**Exercise**
Every entry must be given again exactly.

**Source data**
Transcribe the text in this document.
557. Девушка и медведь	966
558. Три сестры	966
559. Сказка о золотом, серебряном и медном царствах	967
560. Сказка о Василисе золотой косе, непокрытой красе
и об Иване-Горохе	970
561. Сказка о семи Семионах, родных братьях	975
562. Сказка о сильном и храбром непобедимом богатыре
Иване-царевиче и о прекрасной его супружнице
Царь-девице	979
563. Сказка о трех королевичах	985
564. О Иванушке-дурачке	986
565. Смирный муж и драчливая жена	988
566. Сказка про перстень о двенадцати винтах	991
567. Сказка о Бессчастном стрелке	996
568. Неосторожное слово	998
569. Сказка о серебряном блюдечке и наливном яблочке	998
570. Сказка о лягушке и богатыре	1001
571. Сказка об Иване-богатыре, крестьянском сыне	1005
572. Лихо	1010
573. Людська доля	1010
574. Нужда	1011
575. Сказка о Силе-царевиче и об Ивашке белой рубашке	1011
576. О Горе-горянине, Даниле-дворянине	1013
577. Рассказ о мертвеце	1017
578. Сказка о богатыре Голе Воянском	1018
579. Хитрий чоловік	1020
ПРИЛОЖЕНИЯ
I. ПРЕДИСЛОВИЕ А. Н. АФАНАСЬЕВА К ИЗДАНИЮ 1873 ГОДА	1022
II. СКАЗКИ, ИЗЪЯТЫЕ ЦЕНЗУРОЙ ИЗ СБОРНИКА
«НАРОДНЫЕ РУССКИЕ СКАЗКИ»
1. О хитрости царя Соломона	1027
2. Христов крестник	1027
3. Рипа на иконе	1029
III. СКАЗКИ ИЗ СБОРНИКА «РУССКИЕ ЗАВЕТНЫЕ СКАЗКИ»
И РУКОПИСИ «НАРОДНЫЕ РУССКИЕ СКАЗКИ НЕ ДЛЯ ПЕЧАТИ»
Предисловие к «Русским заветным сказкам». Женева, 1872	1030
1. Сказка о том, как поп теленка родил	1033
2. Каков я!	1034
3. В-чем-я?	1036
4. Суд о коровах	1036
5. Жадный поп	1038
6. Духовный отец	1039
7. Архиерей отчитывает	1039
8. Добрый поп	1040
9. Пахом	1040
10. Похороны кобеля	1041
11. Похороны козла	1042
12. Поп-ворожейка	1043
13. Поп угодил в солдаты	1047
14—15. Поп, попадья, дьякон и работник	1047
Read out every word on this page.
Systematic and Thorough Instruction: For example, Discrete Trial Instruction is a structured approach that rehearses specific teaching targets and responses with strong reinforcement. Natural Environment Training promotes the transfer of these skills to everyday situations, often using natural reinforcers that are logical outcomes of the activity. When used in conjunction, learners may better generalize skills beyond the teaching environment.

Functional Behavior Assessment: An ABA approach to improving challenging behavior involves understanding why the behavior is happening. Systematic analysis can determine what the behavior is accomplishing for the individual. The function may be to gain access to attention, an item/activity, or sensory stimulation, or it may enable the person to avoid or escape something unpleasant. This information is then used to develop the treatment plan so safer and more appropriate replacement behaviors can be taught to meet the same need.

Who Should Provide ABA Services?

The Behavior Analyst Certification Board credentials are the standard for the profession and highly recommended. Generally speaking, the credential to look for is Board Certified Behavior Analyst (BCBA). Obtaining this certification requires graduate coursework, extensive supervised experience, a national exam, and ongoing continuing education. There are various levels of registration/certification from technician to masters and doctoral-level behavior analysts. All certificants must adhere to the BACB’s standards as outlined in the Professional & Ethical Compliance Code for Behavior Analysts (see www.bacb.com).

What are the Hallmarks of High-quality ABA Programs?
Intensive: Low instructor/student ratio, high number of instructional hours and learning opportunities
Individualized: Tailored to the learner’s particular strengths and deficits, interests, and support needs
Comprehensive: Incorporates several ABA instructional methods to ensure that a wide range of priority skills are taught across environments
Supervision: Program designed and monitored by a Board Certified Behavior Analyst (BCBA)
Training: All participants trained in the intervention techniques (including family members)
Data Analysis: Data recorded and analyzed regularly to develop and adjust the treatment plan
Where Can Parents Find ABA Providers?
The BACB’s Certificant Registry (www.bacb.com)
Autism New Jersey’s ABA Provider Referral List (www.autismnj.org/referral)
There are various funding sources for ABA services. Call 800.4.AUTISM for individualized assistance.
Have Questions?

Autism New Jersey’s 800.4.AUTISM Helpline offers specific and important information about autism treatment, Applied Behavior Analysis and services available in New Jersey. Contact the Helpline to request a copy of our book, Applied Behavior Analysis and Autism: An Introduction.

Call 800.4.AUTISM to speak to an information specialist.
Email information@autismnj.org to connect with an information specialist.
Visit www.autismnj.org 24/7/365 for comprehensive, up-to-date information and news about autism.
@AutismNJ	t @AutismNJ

**Solution for this problem**
Transcribe the text in this document.
557. Девушка и медведь	966
558. Три сестры	966
559. Сказка о золотом, серебряном и медном царствах	967
560. Сказка о Василисе золотой косе, непокрытой красе
и об Иване-Горохе	970
561. Сказка о семи Семионах, родных братьях	975
562. Сказка о сильном и храбром непобедимом богатыре
Иване-царевиче и о прекрасной его супружнице
Царь-девице	979
563. Сказка о трех королевичах	985
564. О Иванушке-дурачке	986
565. Смирный муж и драчливая жена	988
566. Сказка про перстень о двенадцати винтах	991
567. Сказка о Бессчастном стрелке	996
568. Неосторожное слово	998
569. Сказка о серебряном блюдечке и наливном яблочке	998
570. Сказка о лягушке и богатыре	1001
571. Сказка об Иване-богатыре, крестьянском сыне	1005
572. Лихо	1010
573. Людська доля	1010
574. Нужда	1011
575. Сказка о Силе-царевиче и об Ивашке белой рубашке	1011
576. О Горе-горянине, Даниле-дворянине	1013
577. Рассказ о мертвеце	1017
578. Сказка о богатыре Голе Воянском	1018
579. Хитрий чоловік	1020
ПРИЛОЖЕНИЯ
I. ПРЕДИСЛОВИЕ А. Н. АФАНАСЬЕВА К ИЗДАНИЮ 1873 ГОДА	1022
II. СКАЗКИ, ИЗЪЯТЫЕ ЦЕНЗУРОЙ ИЗ СБОРНИКА
«НАРОДНЫЕ РУССКИЕ СКАЗКИ»
1. О хитрости царя Соломона	1027
2. Христов крестник	1027
3. Рипа на иконе	1029
III. СКАЗКИ ИЗ СБОРНИКА «РУССКИЕ ЗАВЕТНЫЕ СКАЗКИ»
И РУКОПИСИ «НАРОДНЫЕ РУССКИЕ СКАЗКИ НЕ ДЛЯ ПЕЧАТИ»
Предисловие к «Русским заветным сказкам». Женева, 1872	1030
1. Сказка о том, как поп теленка родил	1033
2. Каков я!	1034
3. В-чем-я?	1036
4. Суд о коровах	1036
5. Жадный поп	1038
6. Духовный отец	1039
7. Архиерей отчитывает	1039
8. Добрый поп	1040
9. Пахом	1040
10. Похороны кобеля	1041
11. Похороны козла	1042
12. Поп-ворожейка	1043
13. Поп угодил в солдаты	1047
14—15. Поп, попадья, дьякон и работник	1047
Read out every word on this page.
Systematic and Thorough Instruction: For example, Discrete Trial Instruction is a structured approach that rehearses specific teaching targets and responses with strong reinforcement. Natural Environment Training promotes the transfer of these skills to everyday situations, often using natural reinforcers that are logical outcomes of the activity. When used in conjunction, learners may better generalize skills beyond the teaching environment.

Functional Behavior Assessment: An ABA approach to improving challenging behavior involves understanding why the behavior is happening. Systematic analysis can determine what the behavior is accomplishing for the individual. The function may be to gain access to attention, an item/activity, or sensory stimulation, or it may enable the person to avoid or escape something unpleasant. This information is then used to develop the treatment plan so safer and more appropriate replacement behaviors can be taught to meet the same need.

Who Should Provide ABA Services?

The Behavior Analyst Certification Board credentials are the standard for the profession and highly recommended. Generally speaking, the credential to look for is Board Certified Behavior Analyst (BCBA). Obtaining this certification requires graduate coursework, extensive supervised experience, a national exam, and ongoing continuing education. There are various levels of registration/certification from technician to masters and doctoral-level behavior analysts. All certificants must adhere to the BACB’s standards as outlined in the Professional & Ethical Compliance Code for Behavior Analysts (see www.bacb.com).

What are the Hallmarks of High-quality ABA Programs?
Intensive: Low instructor/student ratio, high number of instructional hours and learning opportunities
Individualized: Tailored to the learner’s particular strengths and deficits, interests, and support needs
Comprehensive: Incorporates several ABA instructional methods to ensure that a wide range of priority skills are taught across environments
Supervision: Program designed and monitored by a Board Certified Behavior Analyst (BCBA)
Training: All participants trained in the intervention techniques (including family members)
Data Analysis: Data recorded and analyzed regularly to develop and adjust the treatment plan
Where Can Parents Find ABA Providers?
The BACB’s Certificant Registry (www.bacb.com)
Autism New Jersey’s ABA Provider Referral List (www.autismnj.org/referral)
There are various funding sources for ABA services. Call 800.4.AUTISM for individualized assistance.
Have Questions?

Autism New Jersey’s 800.4.AUTISM Helpline offers specific and important information about autism treatment, Applied Behavior Analysis and services available in New Jersey. Contact the Helpline to request a copy of our book, Applied Behavior Analysis and Autism: An Introduction.

Call 800.4.AUTISM to speak to an information specialist.
Email information@autismnj.org to connect with an information specialist.
Visit www.autismnj.org 24/7/365 for comprehensive, up-to-date information and news about autism.
@AutismNJ	t @AutismNJ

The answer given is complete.